Extracted data entries

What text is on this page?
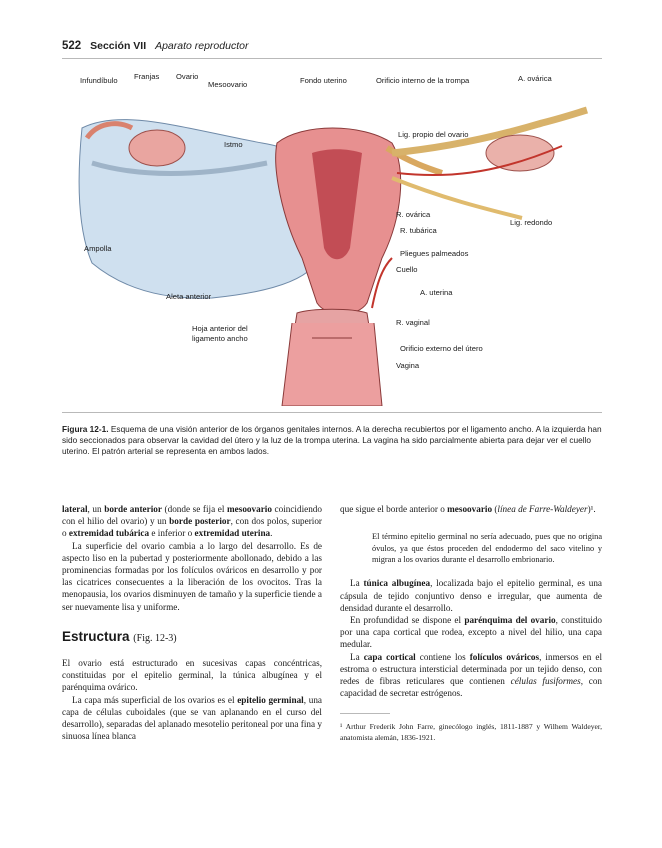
522 Sección VII Aparato reproductor
Infundíbulo Franjas Ovario
Mesoovario	Fondo uterino	Orificio interno de la trompa	A. ovárica
Lig. propio del ovario
Istmo
R. ovárica
R. tubárica
Lig. redondo
Ampolla
Pliegues palmeados
Cuello
A. uterina
Aleta anterior
Hoja anterior del
ligamento ancho
R. vaginal
Orificio externo del útero
Vagina
Figura 12-1. Esquema de una visión anterior de los órganos genitales internos. A la derecha recubiertos por el ligamento ancho. A la izquierda han sido seccionados para observar la cavidad del útero y la luz de la trompa uterina. La vagina ha sido parcialmente abierta para dejar ver el cuello uterino. El patrón arterial se representa en ambos lados.

lateral, un borde anterior (donde se fija el mesoovario coincidiendo con el hilio del ovario) y un borde posterior, con dos polos, superior o extremidad tubárica e inferior o extremidad uterina.

La superficie del ovario cambia a lo largo del desarrollo. Es de aspecto liso en la pubertad y posteriormente abollonado, debido a las prominencias formadas por los folículos ováricos en desarrollo y por las cicatrices consecuentes a la liberación de los ovocitos. Tras la menopausia, los ovarios disminuyen de tamaño y la superficie tiende a ser nuevamente lisa y uniforme.

Estructura (Fig. 12-3)

El ovario está estructurado en sucesivas capas concéntricas, constituidas por el epitelio germinal, la túnica albugínea y el parénquima ovárico.

La capa más superficial de los ovarios es el epitelio germinal, una capa de células cuboidales (que se van aplanando en el curso del desarrollo), separadas del aplanado mesotelio peritoneal por una fina y sinuosa línea blanca

que sigue el borde anterior o mesoovario (línea de Farre-Waldeyer)¹.

El término epitelio germinal no sería adecuado, pues que no origina óvulos, ya que éstos proceden del endodermo del saco vitelino y migran a los ovarios durante el desarrollo embrionario.

La túnica albugínea, localizada bajo el epitelio germinal, es una cápsula de tejido conjuntivo denso e irregular, que aumenta de densidad durante el desarrollo.

En profundidad se dispone el parénquima del ovario, constituido por una capa cortical que rodea, excepto a nivel del hilio, una capa medular.

La capa cortical contiene los folículos ováricos, inmersos en el estroma o estructura intersticial determinada por un tejido denso, con redes de fibras reticulares que contienen células fusiformes, con capacidad de secretar estrógenos.

¹ Arthur Frederik John Farre, ginecólogo inglés, 1811-1887 y Wilhem Waldeyer, anatomista alemán, 1836-1921.
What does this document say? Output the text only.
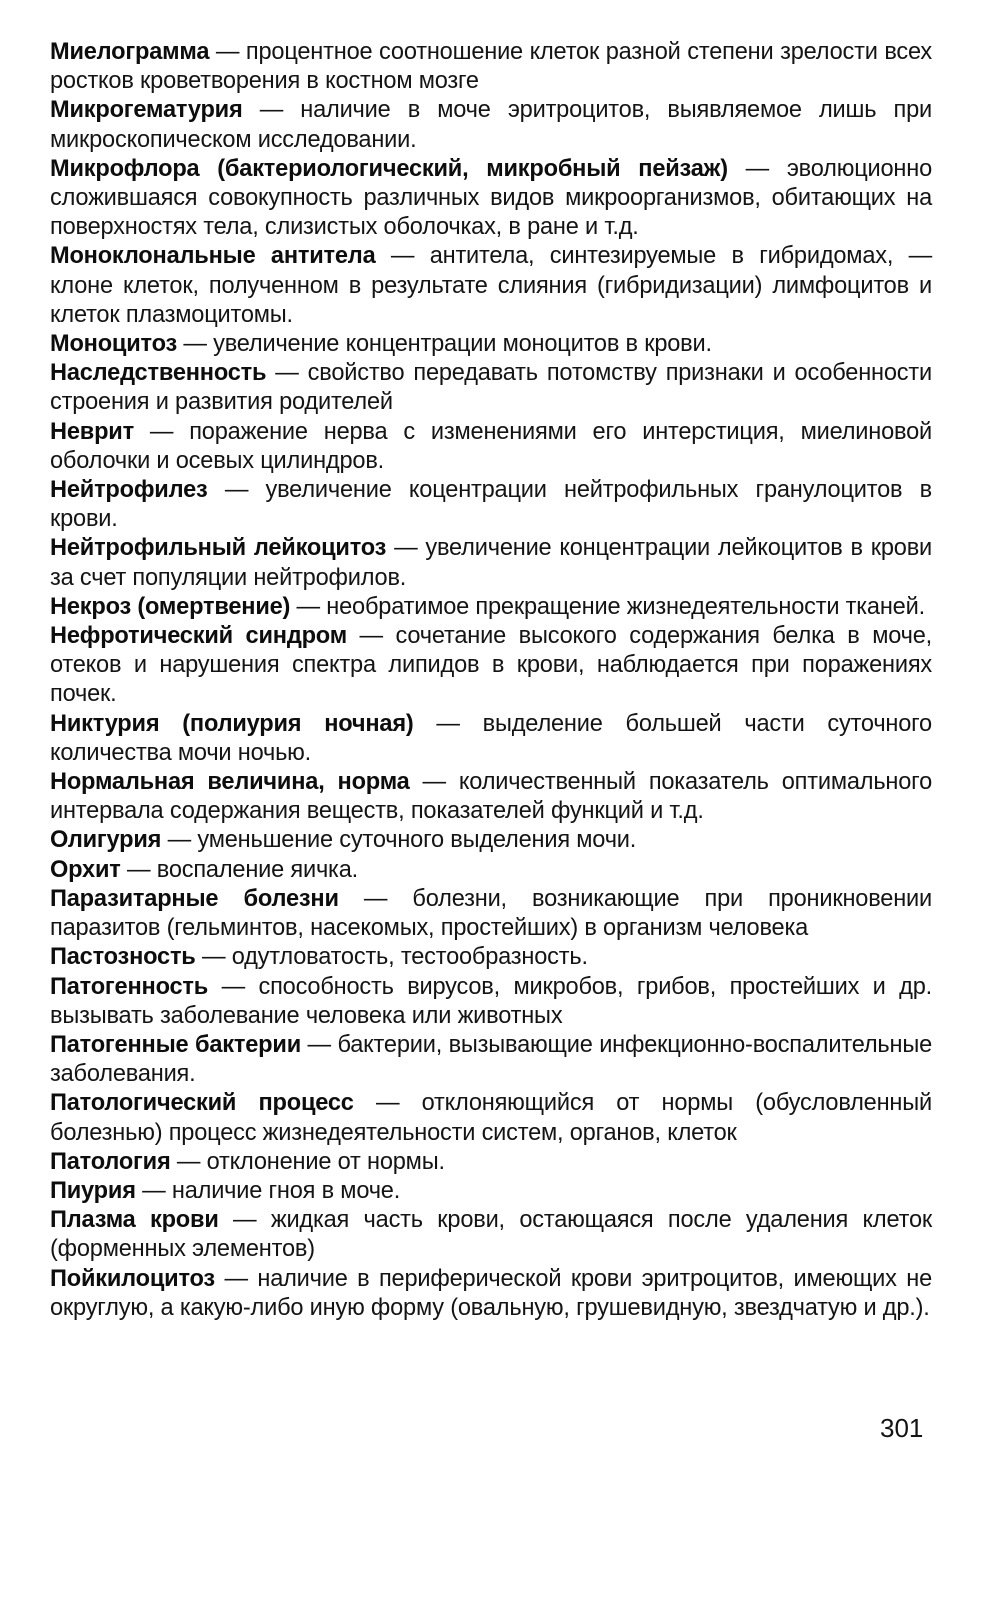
Миелограмма — процентное соотношение клеток разной степени зрелости всех ростков кроветворения в костном мозге

Микрогематурия — наличие в моче эритроцитов, выявляемое лишь при микроскопическом исследовании.

Микрофлора (бактериологический, микробный пейзаж) — эволюционно сложившаяся совокупность различных видов микроорганизмов, обитающих на поверхностях тела, слизистых оболочках, в ране и т.д.

Моноклональные антитела — антитела, синтезируемые в гибридомах, — клоне клеток, полученном в результате слияния (гибридизации) лимфоцитов и клеток плазмоцитомы.

Моноцитоз — увеличение концентрации моноцитов в крови.

Наследственность — свойство передавать потомству признаки и особенности строения и развития родителей

Неврит — поражение нерва с изменениями его интерстиция, миелиновой оболочки и осевых цилиндров.

Нейтрофилез — увеличение коцентрации нейтрофильных гранулоцитов в крови.

Нейтрофильный лейкоцитоз — увеличение концентрации лейкоцитов в крови за счет популяции нейтрофилов.

Некроз (омертвение) — необратимое прекращение жизнедеятельности тканей.

Нефротический синдром — сочетание высокого содержания белка в моче, отеков и нарушения спектра липидов в крови, наблюдается при поражениях почек.

Никтурия (полиурия ночная) — выделение большей части суточного количества мочи ночью.

Нормальная величина, норма — количественный показатель оптимального интервала содержания веществ, показателей функций и т.д.

Олигурия — уменьшение суточного выделения мочи.

Орхит — воспаление яичка.

Паразитарные болезни — болезни, возникающие при проникновении паразитов (гельминтов, насекомых, простейших) в организм человека

Пастозность — одутловатость, тестообразность.

Патогенность — способность вирусов, микробов, грибов, простейших и др. вызывать заболевание человека или животных

Патогенные бактерии — бактерии, вызывающие инфекционно-воспалительные заболевания.

Патологический процесс — отклоняющийся от нормы (обусловленный болезнью) процесс жизнедеятельности систем, органов, клеток

Патология — отклонение от нормы.

Пиурия — наличие гноя в моче.

Плазма крови — жидкая часть крови, остающаяся после удаления клеток (форменных элементов)

Пойкилоцитоз — наличие в периферической крови эритроцитов, имеющих не округлую, а какую-либо иную форму (овальную, грушевидную, звездчатую и др.).

301
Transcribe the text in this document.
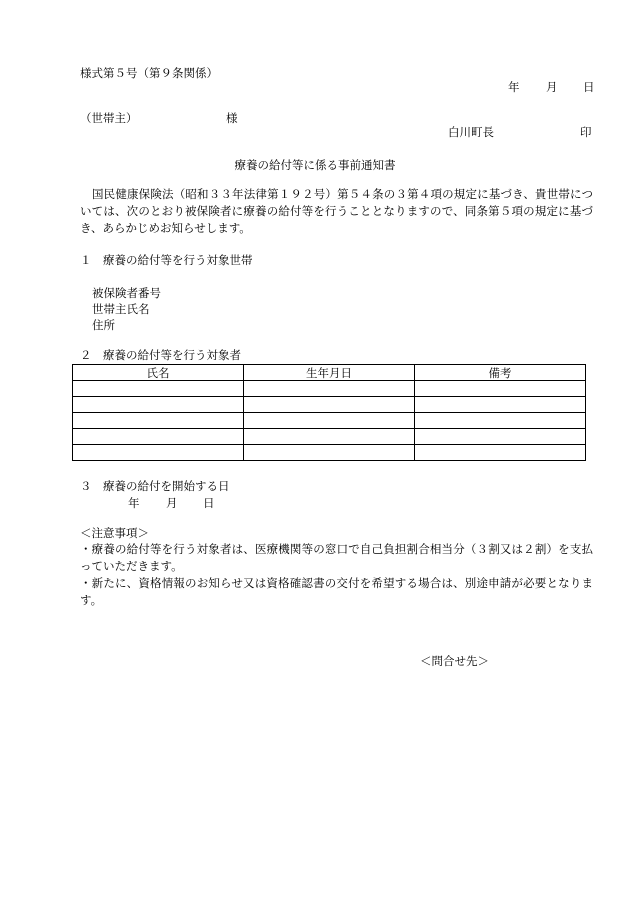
様式第５号（第９条関係）
年 月 日
（世帯主）	様
白川町長	印
療養の給付等に係る事前通知書
国民健康保険法（昭和３３年法律第１９２号）第５４条の３第４項の規定に基づき、貴世帯については、次のとおり被保険者に療養の給付等を行うこととなりますので、同条第５項の規定に基づき、あらかじめお知らせします。
１　療養の給付等を行う対象世帯
被保険者番号
世帯主氏名
住所
２　療養の給付等を行う対象者
氏名	生年月日	備考

３　療養の給付を開始する日
年 月 日
＜注意事項＞
・療養の給付等を行う対象者は、医療機関等の窓口で自己負担割合相当分（３割又は２割）を支払っていただきます。
・新たに、資格情報のお知らせ又は資格確認書の交付を希望する場合は、別途申請が必要となります。
＜問合せ先＞
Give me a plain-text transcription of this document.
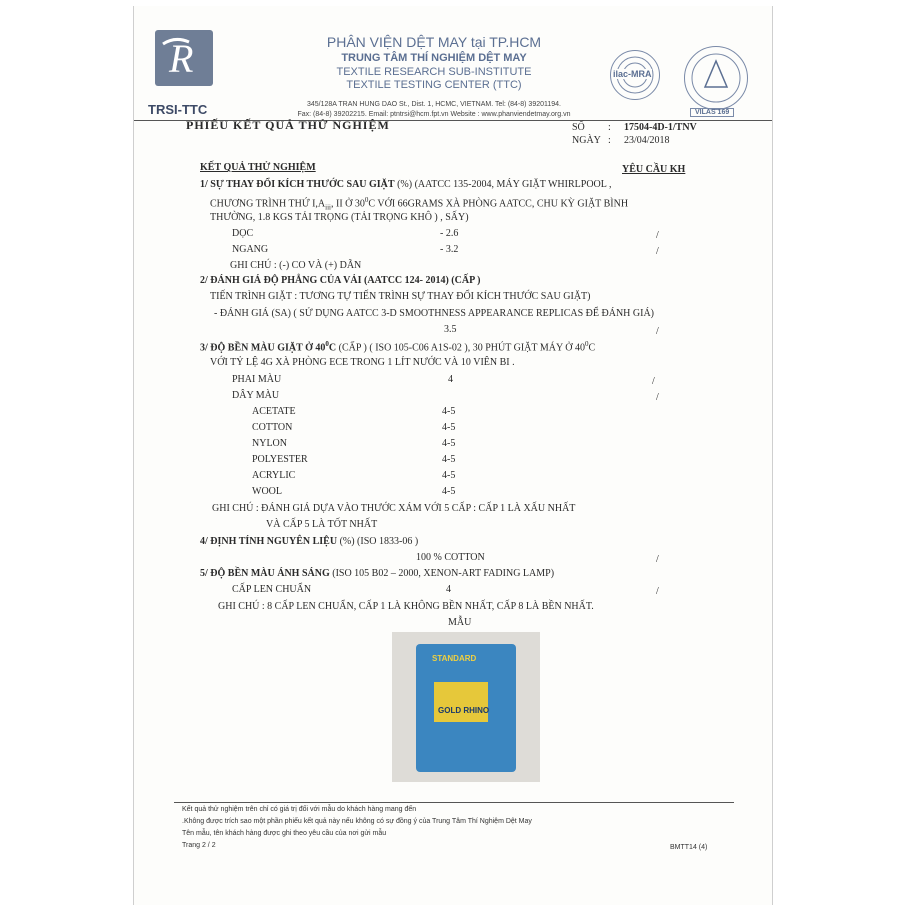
R
TRSI-TTC
PHÂN VIỆN DỆT MAY tại TP.HCM
TRUNG TÂM THÍ NGHIỆM DỆT MAY
TEXTILE RESEARCH SUB-INSTITUTE
TEXTILE TESTING CENTER (TTC)
345/128A TRAN HUNG DAO St., Dist. 1, HCMC, VIETNAM. Tel: (84-8) 39201194.
Fax: (84-8) 39202215. Email: ptntrsi@hcm.fpt.vn Website : www.phanviendetmay.org.vn
ilac-MRA
VILAS 169
PHIẾU KẾT QUẢ THỬ NGHIỆM	SỐ : 17504-4D-1/TNV
NGÀY : 23/04/2018
KẾT QUẢ THỬ NGHIỆM	YÊU CẦU KH
1/ SỰ THAY ĐỔI KÍCH THƯỚC SAU GIẶT (%) (AATCC 135-2004, MÁY GIẶT WHIRLPOOL ,
CHƯƠNG TRÌNH THỨ $I,A_{iii}$, II Ở $30^0C$ VỚI 66GRAMS XÀ PHÒNG AATCC, CHU KỲ GIẶT BÌNH
THƯỜNG, 1.8 KGS TẢI TRỌNG (TẢI TRỌNG KHÔ ) , SẤY)
DỌC	- 2.6	/
NGANG	- 3.2	/
GHI CHÚ : (-) CO VÀ (+) DÃN
2/ ĐÁNH GIÁ ĐỘ PHẲNG CỦA VẢI (AATCC 124- 2014) (CẤP )
TIẾN TRÌNH GIẶT : TƯƠNG TỰ TIẾN TRÌNH SỰ THAY ĐỔI KÍCH THƯỚC SAU GIẶT)
- ĐÁNH GIÁ (SA) ( SỬ DỤNG AATCC 3-D SMOOTHNESS APPEARANCE REPLICAS ĐỂ ĐÁNH GIÁ)
3.5	/
3/ ĐỘ BỀN MÀU GIẶT Ở $40^0C$ (CẤP ) ( ISO 105-C06 A1S-02 ), 30 PHÚT GIẶT MÁY Ở $40^0C$
VỚI TỶ LỆ 4G XÀ PHÒNG ECE TRONG 1 LÍT NƯỚC VÀ 10 VIÊN BI .
PHAI MÀU	4	/
DÂY MÀU	/
ACETATE	4-5
COTTON	4-5
NYLON	4-5
POLYESTER	4-5
ACRYLIC	4-5
WOOL	4-5
GHI CHÚ : ĐÁNH GIÁ DỰA VÀO THƯỚC XÁM VỚI 5 CẤP : CẤP 1 LÀ XẤU NHẤT
VÀ CẤP 5 LÀ TỐT NHẤT
4/ ĐỊNH TÍNH NGUYÊN LIỆU (%) (ISO 1833-06 )
100 % COTTON	/
5/ ĐỘ BỀN MÀU ÁNH SÁNG (ISO 105 B02 – 2000, XENON-ART FADING LAMP)
CẤP LEN CHUẨN	4	/
GHI CHÚ : 8 CẤP LEN CHUẨN, CẤP 1 LÀ KHÔNG BỀN NHẤT, CẤP 8 LÀ BỀN NHẤT.
MẪU
STANDARD
GOLD RHINO
Kết quả thử nghiệm trên chỉ có giá trị đối với mẫu do khách hàng mang đến
.Không được trích sao một phần phiếu kết quả này nếu không có sự đồng ý của Trung Tâm Thí Nghiệm Dệt May
Tên mẫu, tên khách hàng được ghi theo yêu cầu của nơi gửi mẫu
Trang 2 / 2	BMTT14 (4)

**Task statement:**
Where a line of the material above holds the string "THƯỚC", copy that line.

**Worked solution:**
1/ SỰ THAY ĐỔI KÍCH THƯỚC SAU GIẶT (%) (AATCC 135-2004, MÁY GIẶT WHIRLPOOL ,
TIẾN TRÌNH GIẶT : TƯƠNG TỰ TIẾN TRÌNH SỰ THAY ĐỔI KÍCH THƯỚC SAU GIẶT)
GHI CHÚ : ĐÁNH GIÁ DỰA VÀO THƯỚC XÁM VỚI 5 CẤP : CẤP 1 LÀ XẤU NHẤT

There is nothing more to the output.